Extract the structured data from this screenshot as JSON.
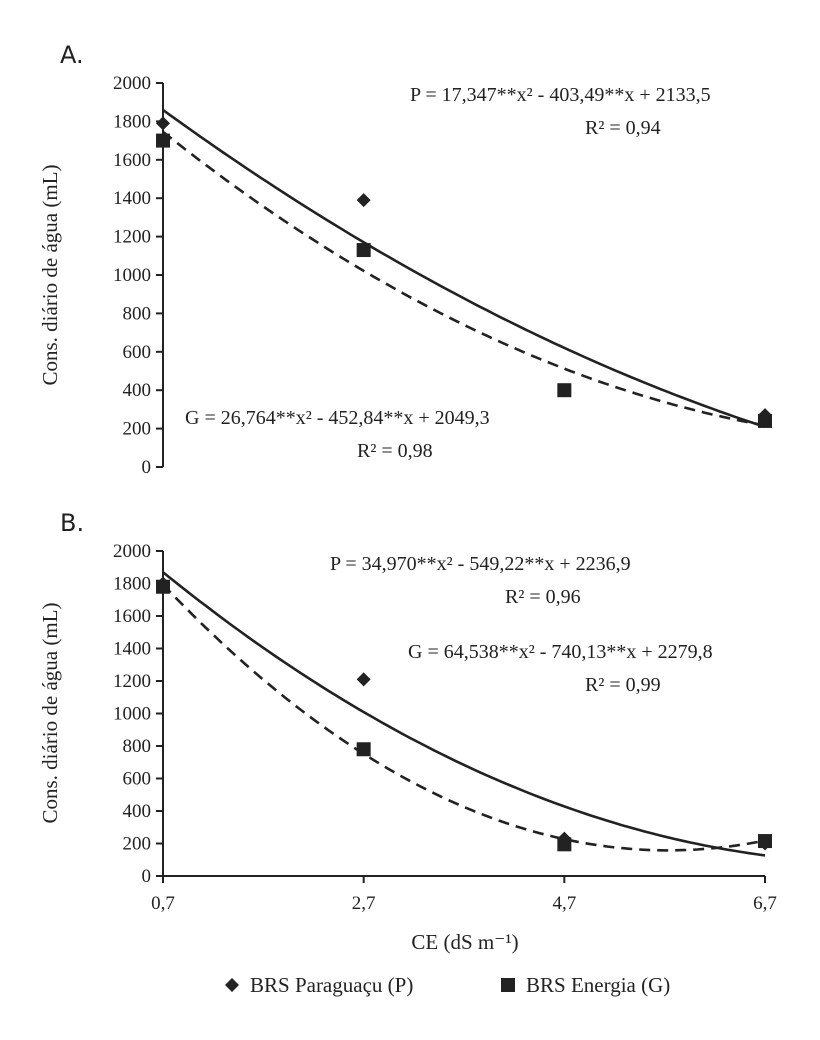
{
  "chart_data": [
    {
      "type": "scatter",
      "panel_label": "A.",
      "ylabel": "Cons. diário de água (mL)",
      "xlabel": "",
      "ylim": [
        0,
        2000
      ],
      "yticks": [
        "0",
        "200",
        "400",
        "600",
        "800",
        "1000",
        "1200",
        "1400",
        "1600",
        "1800",
        "2000"
      ],
      "x": [
        0.7,
        2.7,
        4.7,
        6.7
      ],
      "series": [
        {
          "name": "BRS Paraguaçu (P)",
          "marker": "diamond",
          "line": "solid",
          "values": [
            1790,
            1390,
            400,
            270
          ],
          "fit": {
            "a": 17.347,
            "b": -403.49,
            "c": 2133.5
          },
          "equation": "P = 17,347**x² - 403,49**x + 2133,5",
          "r2": "R² = 0,94"
        },
        {
          "name": "BRS Energia (G)",
          "marker": "square",
          "line": "dashed",
          "values": [
            1700,
            1130,
            400,
            240
          ],
          "fit": {
            "a": 26.764,
            "b": -452.84,
            "c": 2049.3
          },
          "equation": "G = 26,764**x² - 452,84**x + 2049,3",
          "r2": "R² = 0,98"
        }
      ]
    },
    {
      "type": "scatter",
      "panel_label": "B.",
      "ylabel": "Cons. diário de água (mL)",
      "xlabel": "CE (dS m⁻¹)",
      "ylim": [
        0,
        2000
      ],
      "yticks": [
        "0",
        "200",
        "400",
        "600",
        "800",
        "1000",
        "1200",
        "1400",
        "1600",
        "1800",
        "2000"
      ],
      "x": [
        0.7,
        2.7,
        4.7,
        6.7
      ],
      "xticks": [
        "0,7",
        "2,7",
        "4,7",
        "6,7"
      ],
      "series": [
        {
          "name": "BRS Paraguaçu (P)",
          "marker": "diamond",
          "line": "solid",
          "values": [
            1800,
            1210,
            230,
            200
          ],
          "fit": {
            "a": 34.97,
            "b": -549.22,
            "c": 2236.9
          },
          "equation": "P = 34,970**x² - 549,22**x + 2236,9",
          "r2": "R² = 0,96"
        },
        {
          "name": "BRS Energia (G)",
          "marker": "square",
          "line": "dashed",
          "values": [
            1780,
            780,
            195,
            215
          ],
          "fit": {
            "a": 64.538,
            "b": -740.13,
            "c": 2279.8
          },
          "equation": "G = 64,538**x² - 740,13**x + 2279,8",
          "r2": "R² = 0,99"
        }
      ]
    }
  ],
  "legend": {
    "items": [
      {
        "label": "BRS Paraguaçu (P)",
        "marker": "diamond"
      },
      {
        "label": "BRS Energia (G)",
        "marker": "square"
      }
    ]
  },
  "colors": {
    "ink": "#222222"
  }
}
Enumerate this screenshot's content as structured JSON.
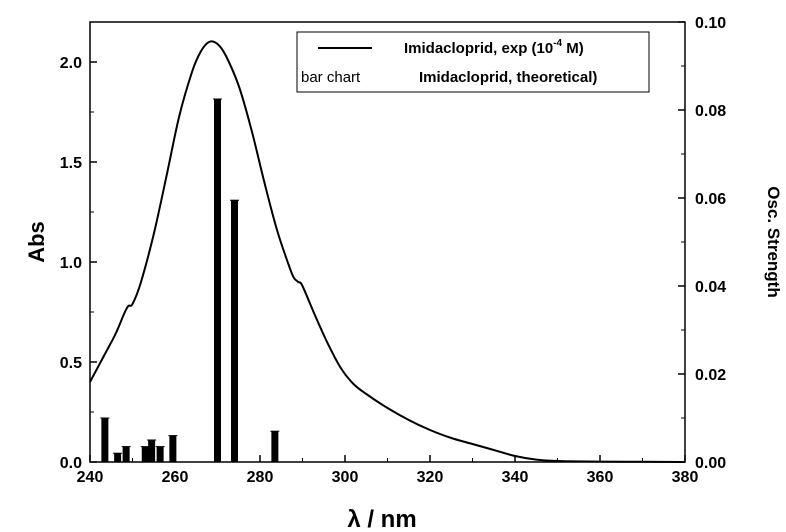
{
  "chart_data": {
    "type": "line",
    "title": "",
    "xlabel": "λ / nm",
    "ylabel": "Abs",
    "y2label": "Osc. Strength",
    "xlim": [
      240,
      380
    ],
    "ylim": [
      0,
      2.2
    ],
    "y2lim": [
      0,
      0.1
    ],
    "x_ticks": [
      "240",
      "260",
      "280",
      "300",
      "320",
      "340",
      "360",
      "380"
    ],
    "y_ticks": [
      "0.0",
      "0.5",
      "1.0",
      "1.5",
      "2.0"
    ],
    "y2_ticks": [
      "0.00",
      "0.02",
      "0.04",
      "0.06",
      "0.08",
      "0.10"
    ],
    "grid": false,
    "legend_position": "top-right",
    "legend": [
      {
        "marker": "line",
        "prefix": "",
        "text": "Imidacloprid, exp (10",
        "sup": "-4",
        "suffix": " M)"
      },
      {
        "marker": "bar",
        "prefix": "bar chart",
        "text": "Imidacloprid, theoretical)",
        "sup": "",
        "suffix": ""
      }
    ],
    "series": [
      {
        "type": "line",
        "name": "Imidacloprid, exp (10-4 M)",
        "axis": "left",
        "x": [
          240,
          243,
          246,
          248,
          249,
          250,
          252,
          255,
          258,
          261,
          264,
          266,
          268,
          270,
          272,
          275,
          278,
          281,
          284,
          287,
          288,
          289,
          290,
          293,
          296,
          299,
          302,
          305,
          310,
          315,
          320,
          325,
          330,
          335,
          340,
          345,
          350,
          360,
          370,
          380
        ],
        "y": [
          0.4,
          0.52,
          0.64,
          0.74,
          0.78,
          0.79,
          0.9,
          1.14,
          1.43,
          1.73,
          1.95,
          2.05,
          2.1,
          2.09,
          2.03,
          1.88,
          1.66,
          1.4,
          1.16,
          0.97,
          0.92,
          0.9,
          0.88,
          0.73,
          0.59,
          0.47,
          0.39,
          0.34,
          0.27,
          0.21,
          0.16,
          0.12,
          0.09,
          0.06,
          0.03,
          0.012,
          0.005,
          0.002,
          0.001,
          0.0
        ]
      },
      {
        "type": "bar",
        "name": "Imidacloprid, theoretical",
        "axis": "right",
        "x": [
          243.5,
          246.5,
          248.5,
          253.0,
          254.5,
          256.5,
          259.5,
          270.0,
          274.0,
          283.5
        ],
        "y": [
          0.01,
          0.002,
          0.0035,
          0.0035,
          0.005,
          0.0035,
          0.006,
          0.0825,
          0.0595,
          0.007
        ]
      }
    ]
  }
}
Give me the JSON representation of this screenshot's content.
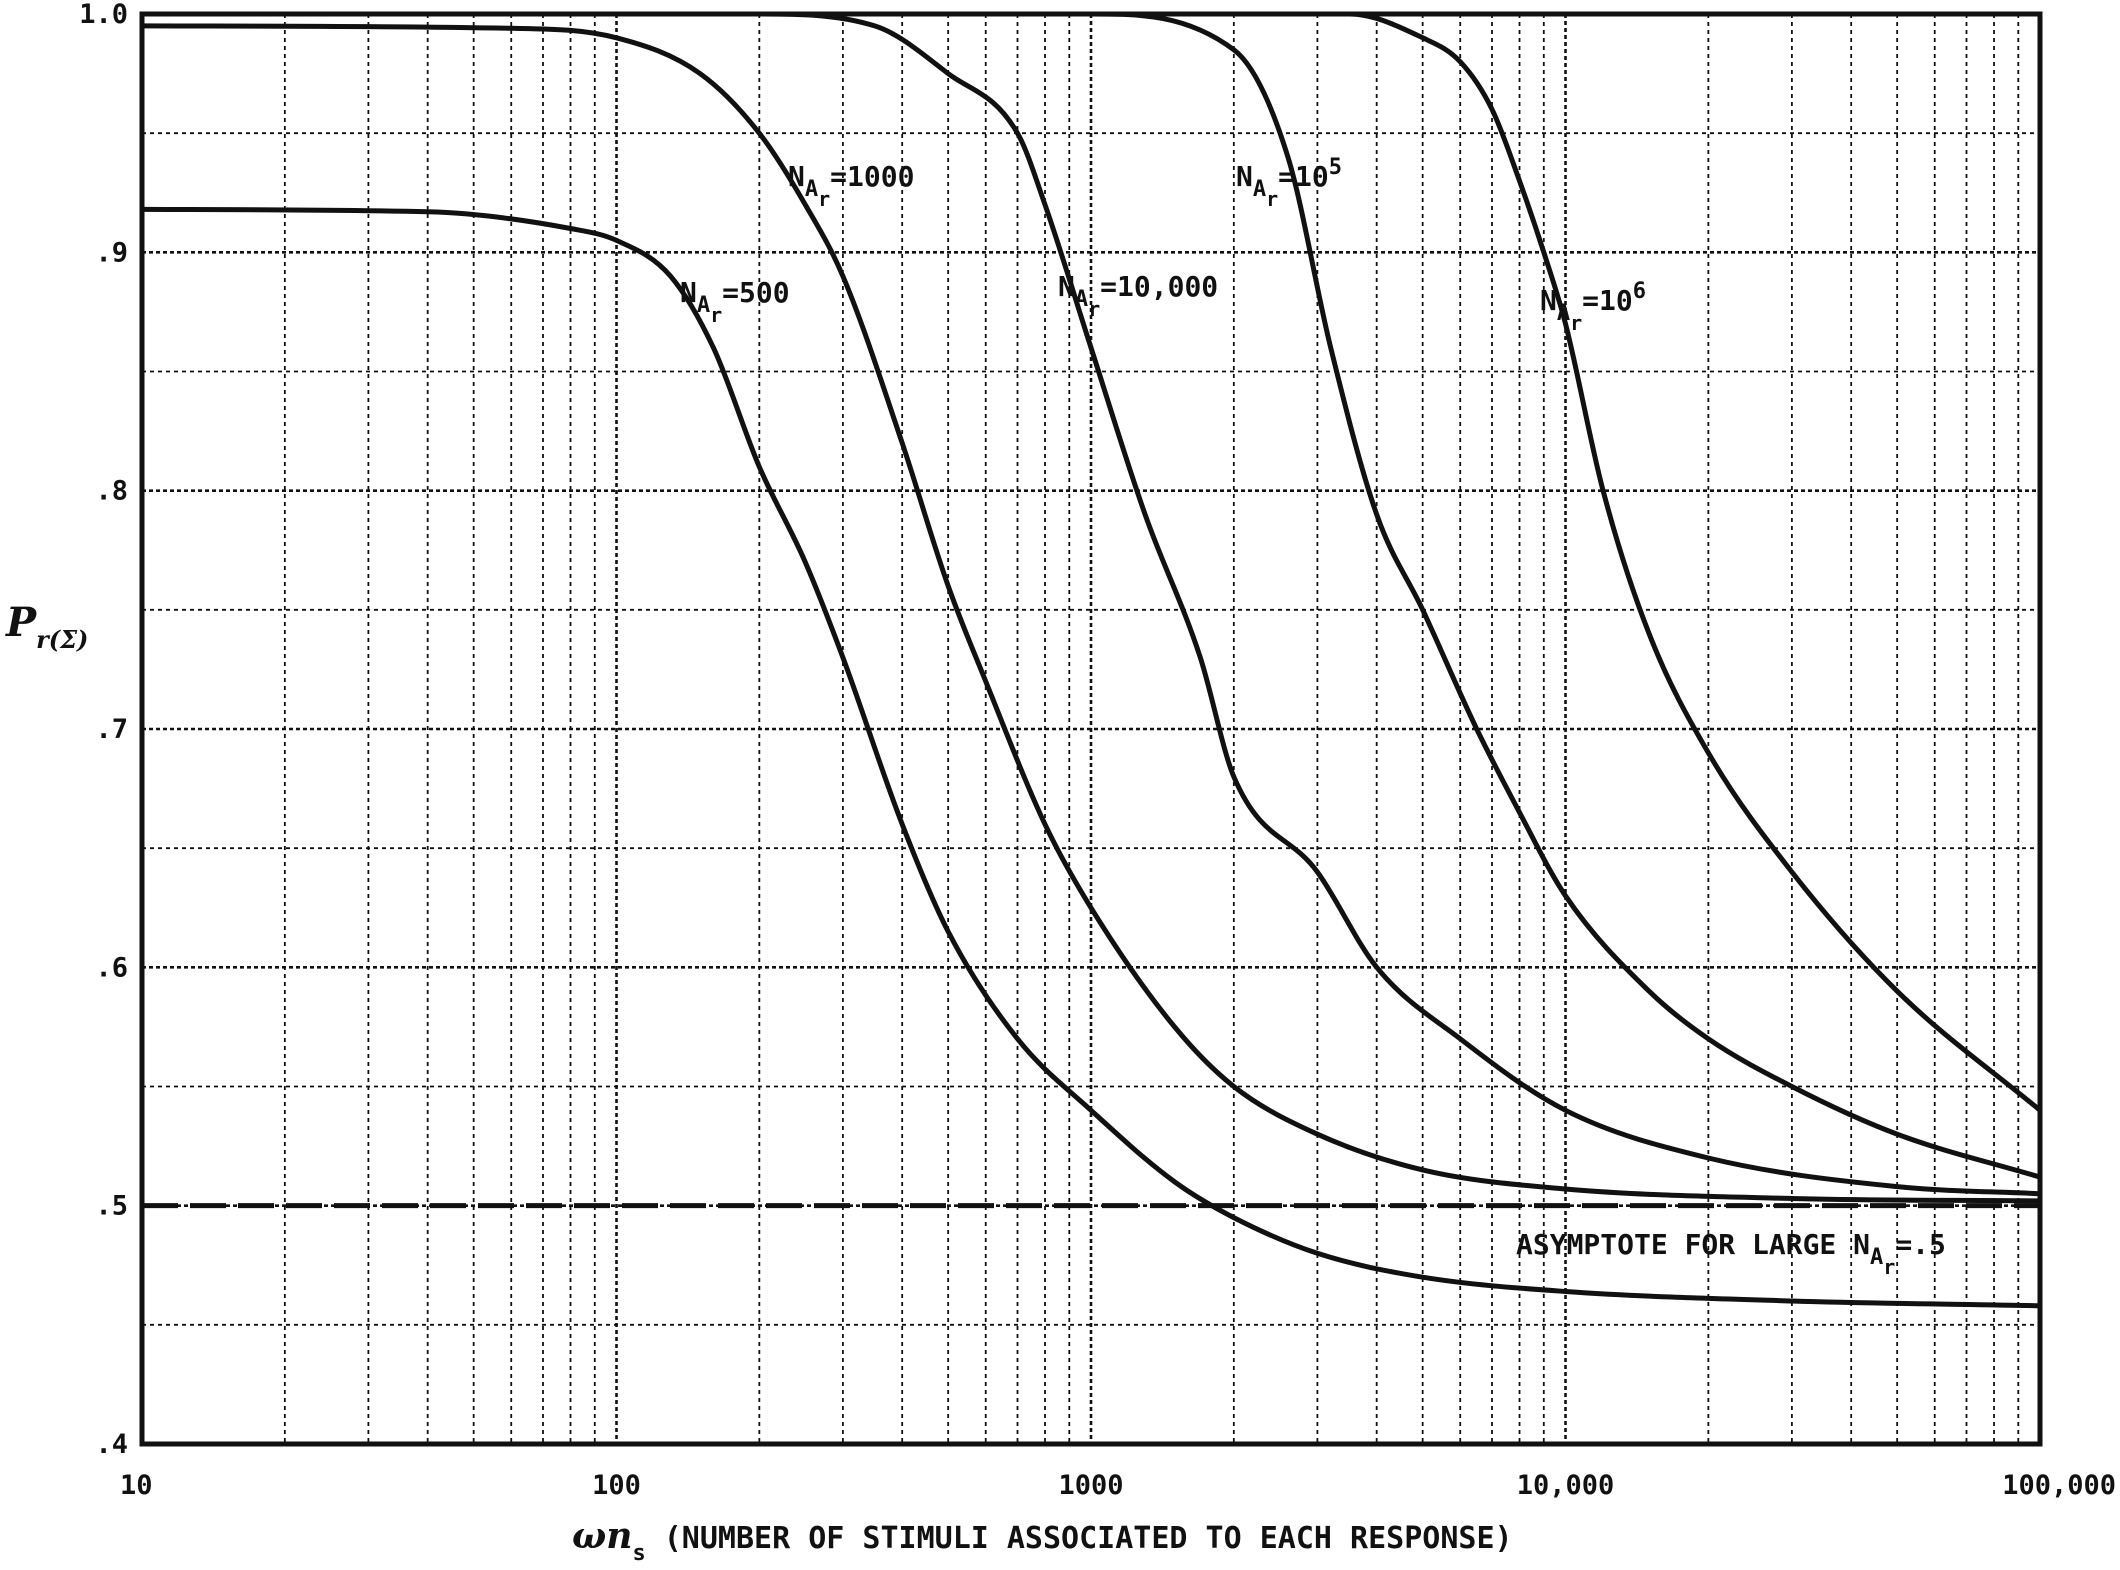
{
  "chart_data": {
    "type": "line",
    "title": "",
    "xlabel_symbol": "ωn",
    "xlabel_sub": "s",
    "xlabel_text": "(NUMBER OF STIMULI ASSOCIATED TO EACH RESPONSE)",
    "ylabel_symbol": "P",
    "ylabel_sub": "r(Σ)",
    "x_scale": "log",
    "xlim": [
      10,
      100000
    ],
    "ylim": [
      0.4,
      1.0
    ],
    "grid": true,
    "x_ticks": [
      {
        "value": 10,
        "label": "10"
      },
      {
        "value": 100,
        "label": "100"
      },
      {
        "value": 1000,
        "label": "1000"
      },
      {
        "value": 10000,
        "label": "10,000"
      },
      {
        "value": 100000,
        "label": "100,000"
      }
    ],
    "y_ticks": [
      {
        "value": 1.0,
        "label": "1.0"
      },
      {
        "value": 0.9,
        "label": ".9"
      },
      {
        "value": 0.8,
        "label": ".8"
      },
      {
        "value": 0.7,
        "label": ".7"
      },
      {
        "value": 0.6,
        "label": ".6"
      },
      {
        "value": 0.5,
        "label": ".5"
      },
      {
        "value": 0.4,
        "label": ".4"
      }
    ],
    "series": [
      {
        "name": "N_Ar=500",
        "label_main": "N",
        "label_sub": "A",
        "label_subsub": "r",
        "label_rest": "=500",
        "label_sup": "",
        "x": [
          10,
          40,
          80,
          100,
          130,
          160,
          200,
          250,
          300,
          400,
          500,
          700,
          1000,
          1500,
          2000,
          3000,
          5000,
          10000,
          30000,
          100000
        ],
        "y": [
          0.918,
          0.917,
          0.91,
          0.905,
          0.89,
          0.86,
          0.81,
          0.77,
          0.73,
          0.66,
          0.615,
          0.57,
          0.54,
          0.51,
          0.495,
          0.48,
          0.47,
          0.464,
          0.46,
          0.458
        ]
      },
      {
        "name": "N_Ar=1000",
        "label_main": "N",
        "label_sub": "A",
        "label_subsub": "r",
        "label_rest": "=1000",
        "label_sup": "",
        "x": [
          10,
          60,
          100,
          150,
          200,
          250,
          300,
          400,
          500,
          600,
          800,
          1000,
          1500,
          2000,
          3000,
          5000,
          10000,
          30000,
          100000
        ],
        "y": [
          0.995,
          0.994,
          0.99,
          0.975,
          0.95,
          0.92,
          0.89,
          0.82,
          0.76,
          0.72,
          0.66,
          0.625,
          0.575,
          0.55,
          0.53,
          0.515,
          0.507,
          0.503,
          0.502
        ]
      },
      {
        "name": "N_Ar=10,000",
        "label_main": "N",
        "label_sub": "A",
        "label_subsub": "r",
        "label_rest": "=10,000",
        "label_sup": "",
        "x": [
          10,
          200,
          350,
          500,
          700,
          800,
          1000,
          1300,
          1700,
          2000,
          3000,
          4000,
          6000,
          10000,
          20000,
          50000,
          100000
        ],
        "y": [
          1.0,
          1.0,
          0.995,
          0.975,
          0.95,
          0.92,
          0.86,
          0.79,
          0.73,
          0.68,
          0.64,
          0.6,
          0.57,
          0.54,
          0.52,
          0.508,
          0.505
        ]
      },
      {
        "name": "N_Ar=10^5",
        "label_main": "N",
        "label_sub": "A",
        "label_subsub": "r",
        "label_rest": "=10",
        "label_sup": "5",
        "x": [
          10,
          1000,
          2000,
          2600,
          3200,
          4000,
          5000,
          6500,
          8000,
          10000,
          15000,
          20000,
          30000,
          50000,
          100000
        ],
        "y": [
          1.0,
          1.0,
          0.985,
          0.94,
          0.86,
          0.79,
          0.75,
          0.7,
          0.665,
          0.63,
          0.59,
          0.57,
          0.55,
          0.53,
          0.512
        ]
      },
      {
        "name": "N_Ar=10^6",
        "label_main": "N",
        "label_sub": "A",
        "label_subsub": "r",
        "label_rest": "=10",
        "label_sup": "6",
        "x": [
          10,
          3500,
          5000,
          6000,
          7000,
          8000,
          9000,
          10000,
          12000,
          15000,
          20000,
          30000,
          50000,
          100000
        ],
        "y": [
          1.0,
          1.0,
          0.99,
          0.98,
          0.96,
          0.93,
          0.9,
          0.87,
          0.8,
          0.74,
          0.69,
          0.64,
          0.59,
          0.54
        ]
      }
    ],
    "asymptote": {
      "y": 0.5,
      "label_text": "ASYMPTOTE FOR LARGE N",
      "label_sub": "A",
      "label_subsub": "r",
      "label_rest": "=.5"
    }
  }
}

* * *

- Set problem: Show every line from the listing above in which the string "name" appears.

- The reply:
          "name": "BRS Paraguaçu (P)",
          "name": "BRS Energia (G)",
          "name": "BRS Paraguaçu (P)",
          "name": "BRS Energia (G)",
        "name": "Imidacloprid, exp (10-4 M)",
        "name": "Imidacloprid, theoretical",
        "name": "N_Ar=500",
        "name": "N_Ar=1000",
        "name": "N_Ar=10,000",
        "name": "N_Ar=10^5",
        "name": "N_Ar=10^6",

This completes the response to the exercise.